* _Exercise_
Repeat the material below exactly, line for line.

* Start *

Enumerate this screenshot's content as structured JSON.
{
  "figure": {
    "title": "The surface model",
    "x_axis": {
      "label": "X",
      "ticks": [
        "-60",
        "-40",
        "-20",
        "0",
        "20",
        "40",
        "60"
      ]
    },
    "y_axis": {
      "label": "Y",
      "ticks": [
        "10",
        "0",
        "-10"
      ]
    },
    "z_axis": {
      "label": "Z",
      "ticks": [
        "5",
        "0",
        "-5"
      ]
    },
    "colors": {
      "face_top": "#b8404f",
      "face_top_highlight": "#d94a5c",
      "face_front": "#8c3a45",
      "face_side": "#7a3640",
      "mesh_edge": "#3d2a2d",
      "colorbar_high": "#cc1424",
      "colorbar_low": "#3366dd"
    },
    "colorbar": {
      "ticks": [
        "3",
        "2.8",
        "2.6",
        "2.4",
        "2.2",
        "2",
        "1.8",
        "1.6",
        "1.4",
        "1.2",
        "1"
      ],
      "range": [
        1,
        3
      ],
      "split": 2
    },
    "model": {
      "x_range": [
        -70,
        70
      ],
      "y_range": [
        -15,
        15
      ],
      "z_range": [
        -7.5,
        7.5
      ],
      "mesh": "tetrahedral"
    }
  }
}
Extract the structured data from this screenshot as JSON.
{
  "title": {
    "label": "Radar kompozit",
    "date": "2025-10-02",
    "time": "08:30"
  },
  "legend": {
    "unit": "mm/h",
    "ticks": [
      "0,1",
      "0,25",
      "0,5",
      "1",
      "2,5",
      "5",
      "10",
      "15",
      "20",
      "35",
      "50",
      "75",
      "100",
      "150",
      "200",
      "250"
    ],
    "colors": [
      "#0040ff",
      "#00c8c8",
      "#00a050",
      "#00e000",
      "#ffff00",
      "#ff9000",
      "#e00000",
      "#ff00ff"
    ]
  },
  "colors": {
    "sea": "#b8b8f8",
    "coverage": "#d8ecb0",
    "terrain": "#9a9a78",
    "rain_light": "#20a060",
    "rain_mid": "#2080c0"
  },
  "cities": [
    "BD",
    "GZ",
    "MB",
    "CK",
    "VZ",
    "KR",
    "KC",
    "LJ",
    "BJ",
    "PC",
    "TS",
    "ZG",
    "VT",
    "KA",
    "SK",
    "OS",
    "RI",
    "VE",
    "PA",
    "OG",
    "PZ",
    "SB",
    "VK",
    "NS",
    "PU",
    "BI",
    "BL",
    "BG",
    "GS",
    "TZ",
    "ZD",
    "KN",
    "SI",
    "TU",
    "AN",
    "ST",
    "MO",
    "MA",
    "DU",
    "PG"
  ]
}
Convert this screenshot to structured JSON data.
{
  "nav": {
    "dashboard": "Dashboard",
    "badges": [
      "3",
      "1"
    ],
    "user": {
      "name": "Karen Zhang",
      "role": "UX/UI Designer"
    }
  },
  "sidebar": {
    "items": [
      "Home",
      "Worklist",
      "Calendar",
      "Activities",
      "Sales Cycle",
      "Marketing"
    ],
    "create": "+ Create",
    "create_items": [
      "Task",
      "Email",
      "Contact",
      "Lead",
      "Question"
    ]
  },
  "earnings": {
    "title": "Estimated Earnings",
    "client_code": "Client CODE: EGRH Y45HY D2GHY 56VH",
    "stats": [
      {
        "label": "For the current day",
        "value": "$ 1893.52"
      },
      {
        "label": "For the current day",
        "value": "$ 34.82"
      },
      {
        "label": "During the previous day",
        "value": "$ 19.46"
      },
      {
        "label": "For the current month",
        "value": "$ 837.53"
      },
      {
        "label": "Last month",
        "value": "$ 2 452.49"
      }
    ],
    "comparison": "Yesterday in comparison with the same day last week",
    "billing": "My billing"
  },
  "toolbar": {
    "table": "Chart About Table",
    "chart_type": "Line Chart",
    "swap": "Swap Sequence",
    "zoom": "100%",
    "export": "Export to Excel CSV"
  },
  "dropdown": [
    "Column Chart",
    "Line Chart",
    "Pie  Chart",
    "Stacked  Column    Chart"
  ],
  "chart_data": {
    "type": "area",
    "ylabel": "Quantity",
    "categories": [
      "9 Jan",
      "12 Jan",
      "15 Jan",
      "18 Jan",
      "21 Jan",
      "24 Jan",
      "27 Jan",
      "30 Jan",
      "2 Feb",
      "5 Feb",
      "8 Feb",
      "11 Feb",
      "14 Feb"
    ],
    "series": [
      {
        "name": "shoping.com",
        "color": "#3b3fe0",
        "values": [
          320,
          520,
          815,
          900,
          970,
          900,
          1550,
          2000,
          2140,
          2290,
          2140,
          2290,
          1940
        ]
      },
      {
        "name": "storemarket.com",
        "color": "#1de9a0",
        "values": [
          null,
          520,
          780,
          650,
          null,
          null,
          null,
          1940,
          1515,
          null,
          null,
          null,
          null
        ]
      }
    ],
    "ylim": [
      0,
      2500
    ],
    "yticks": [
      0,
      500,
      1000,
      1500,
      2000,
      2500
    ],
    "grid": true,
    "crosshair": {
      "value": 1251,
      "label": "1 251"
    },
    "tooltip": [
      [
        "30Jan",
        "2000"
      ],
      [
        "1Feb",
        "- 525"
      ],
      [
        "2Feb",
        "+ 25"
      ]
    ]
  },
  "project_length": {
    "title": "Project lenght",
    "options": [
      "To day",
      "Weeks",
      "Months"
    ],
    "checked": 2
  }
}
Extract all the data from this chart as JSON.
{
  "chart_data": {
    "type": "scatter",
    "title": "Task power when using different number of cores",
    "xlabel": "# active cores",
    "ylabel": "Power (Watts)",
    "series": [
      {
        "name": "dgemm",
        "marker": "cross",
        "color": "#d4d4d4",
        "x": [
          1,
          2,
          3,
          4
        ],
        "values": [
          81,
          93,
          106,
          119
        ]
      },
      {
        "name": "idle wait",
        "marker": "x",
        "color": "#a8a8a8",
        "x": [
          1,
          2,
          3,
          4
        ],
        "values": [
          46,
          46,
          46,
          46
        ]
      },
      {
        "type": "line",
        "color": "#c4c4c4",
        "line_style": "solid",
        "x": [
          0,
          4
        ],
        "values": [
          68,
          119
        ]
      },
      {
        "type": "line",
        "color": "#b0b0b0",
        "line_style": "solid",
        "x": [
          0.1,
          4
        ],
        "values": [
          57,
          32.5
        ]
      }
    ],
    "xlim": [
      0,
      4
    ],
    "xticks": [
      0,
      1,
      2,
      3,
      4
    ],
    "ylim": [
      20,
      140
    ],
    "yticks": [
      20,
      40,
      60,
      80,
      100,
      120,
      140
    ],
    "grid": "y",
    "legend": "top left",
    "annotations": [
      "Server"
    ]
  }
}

* End *

* _Answer to this exercise_
Enumerate this screenshot's content as structured JSON.
{
  "figure": {
    "title": "The surface model",
    "x_axis": {
      "label": "X",
      "ticks": [
        "-60",
        "-40",
        "-20",
        "0",
        "20",
        "40",
        "60"
      ]
    },
    "y_axis": {
      "label": "Y",
      "ticks": [
        "10",
        "0",
        "-10"
      ]
    },
    "z_axis": {
      "label": "Z",
      "ticks": [
        "5",
        "0",
        "-5"
      ]
    },
    "colors": {
      "face_top": "#b8404f",
      "face_top_highlight": "#d94a5c",
      "face_front": "#8c3a45",
      "face_side": "#7a3640",
      "mesh_edge": "#3d2a2d",
      "colorbar_high": "#cc1424",
      "colorbar_low": "#3366dd"
    },
    "colorbar": {
      "ticks": [
        "3",
        "2.8",
        "2.6",
        "2.4",
        "2.2",
        "2",
        "1.8",
        "1.6",
        "1.4",
        "1.2",
        "1"
      ],
      "range": [
        1,
        3
      ],
      "split": 2
    },
    "model": {
      "x_range": [
        -70,
        70
      ],
      "y_range": [
        -15,
        15
      ],
      "z_range": [
        -7.5,
        7.5
      ],
      "mesh": "tetrahedral"
    }
  }
}
Extract the structured data from this screenshot as JSON.
{
  "title": {
    "label": "Radar kompozit",
    "date": "2025-10-02",
    "time": "08:30"
  },
  "legend": {
    "unit": "mm/h",
    "ticks": [
      "0,1",
      "0,25",
      "0,5",
      "1",
      "2,5",
      "5",
      "10",
      "15",
      "20",
      "35",
      "50",
      "75",
      "100",
      "150",
      "200",
      "250"
    ],
    "colors": [
      "#0040ff",
      "#00c8c8",
      "#00a050",
      "#00e000",
      "#ffff00",
      "#ff9000",
      "#e00000",
      "#ff00ff"
    ]
  },
  "colors": {
    "sea": "#b8b8f8",
    "coverage": "#d8ecb0",
    "terrain": "#9a9a78",
    "rain_light": "#20a060",
    "rain_mid": "#2080c0"
  },
  "cities": [
    "BD",
    "GZ",
    "MB",
    "CK",
    "VZ",
    "KR",
    "KC",
    "LJ",
    "BJ",
    "PC",
    "TS",
    "ZG",
    "VT",
    "KA",
    "SK",
    "OS",
    "RI",
    "VE",
    "PA",
    "OG",
    "PZ",
    "SB",
    "VK",
    "NS",
    "PU",
    "BI",
    "BL",
    "BG",
    "GS",
    "TZ",
    "ZD",
    "KN",
    "SI",
    "TU",
    "AN",
    "ST",
    "MO",
    "MA",
    "DU",
    "PG"
  ]
}
Convert this screenshot to structured JSON data.
{
  "nav": {
    "dashboard": "Dashboard",
    "badges": [
      "3",
      "1"
    ],
    "user": {
      "name": "Karen Zhang",
      "role": "UX/UI Designer"
    }
  },
  "sidebar": {
    "items": [
      "Home",
      "Worklist",
      "Calendar",
      "Activities",
      "Sales Cycle",
      "Marketing"
    ],
    "create": "+ Create",
    "create_items": [
      "Task",
      "Email",
      "Contact",
      "Lead",
      "Question"
    ]
  },
  "earnings": {
    "title": "Estimated Earnings",
    "client_code": "Client CODE: EGRH Y45HY D2GHY 56VH",
    "stats": [
      {
        "label": "For the current day",
        "value": "$ 1893.52"
      },
      {
        "label": "For the current day",
        "value": "$ 34.82"
      },
      {
        "label": "During the previous day",
        "value": "$ 19.46"
      },
      {
        "label": "For the current month",
        "value": "$ 837.53"
      },
      {
        "label": "Last month",
        "value": "$ 2 452.49"
      }
    ],
    "comparison": "Yesterday in comparison with the same day last week",
    "billing": "My billing"
  },
  "toolbar": {
    "table": "Chart About Table",
    "chart_type": "Line Chart",
    "swap": "Swap Sequence",
    "zoom": "100%",
    "export": "Export to Excel CSV"
  },
  "dropdown": [
    "Column Chart",
    "Line Chart",
    "Pie  Chart",
    "Stacked  Column    Chart"
  ],
  "chart_data": {
    "type": "area",
    "ylabel": "Quantity",
    "categories": [
      "9 Jan",
      "12 Jan",
      "15 Jan",
      "18 Jan",
      "21 Jan",
      "24 Jan",
      "27 Jan",
      "30 Jan",
      "2 Feb",
      "5 Feb",
      "8 Feb",
      "11 Feb",
      "14 Feb"
    ],
    "series": [
      {
        "name": "shoping.com",
        "color": "#3b3fe0",
        "values": [
          320,
          520,
          815,
          900,
          970,
          900,
          1550,
          2000,
          2140,
          2290,
          2140,
          2290,
          1940
        ]
      },
      {
        "name": "storemarket.com",
        "color": "#1de9a0",
        "values": [
          null,
          520,
          780,
          650,
          null,
          null,
          null,
          1940,
          1515,
          null,
          null,
          null,
          null
        ]
      }
    ],
    "ylim": [
      0,
      2500
    ],
    "yticks": [
      0,
      500,
      1000,
      1500,
      2000,
      2500
    ],
    "grid": true,
    "crosshair": {
      "value": 1251,
      "label": "1 251"
    },
    "tooltip": [
      [
        "30Jan",
        "2000"
      ],
      [
        "1Feb",
        "- 525"
      ],
      [
        "2Feb",
        "+ 25"
      ]
    ]
  },
  "project_length": {
    "title": "Project lenght",
    "options": [
      "To day",
      "Weeks",
      "Months"
    ],
    "checked": 2
  }
}
Extract all the data from this chart as JSON.
{
  "chart_data": {
    "type": "scatter",
    "title": "Task power when using different number of cores",
    "xlabel": "# active cores",
    "ylabel": "Power (Watts)",
    "series": [
      {
        "name": "dgemm",
        "marker": "cross",
        "color": "#d4d4d4",
        "x": [
          1,
          2,
          3,
          4
        ],
        "values": [
          81,
          93,
          106,
          119
        ]
      },
      {
        "name": "idle wait",
        "marker": "x",
        "color": "#a8a8a8",
        "x": [
          1,
          2,
          3,
          4
        ],
        "values": [
          46,
          46,
          46,
          46
        ]
      },
      {
        "type": "line",
        "color": "#c4c4c4",
        "line_style": "solid",
        "x": [
          0,
          4
        ],
        "values": [
          68,
          119
        ]
      },
      {
        "type": "line",
        "color": "#b0b0b0",
        "line_style": "solid",
        "x": [
          0.1,
          4
        ],
        "values": [
          57,
          32.5
        ]
      }
    ],
    "xlim": [
      0,
      4
    ],
    "xticks": [
      0,
      1,
      2,
      3,
      4
    ],
    "ylim": [
      20,
      140
    ],
    "yticks": [
      20,
      40,
      60,
      80,
      100,
      120,
      140
    ],
    "grid": "y",
    "legend": "top left",
    "annotations": [
      "Server"
    ]
  }
}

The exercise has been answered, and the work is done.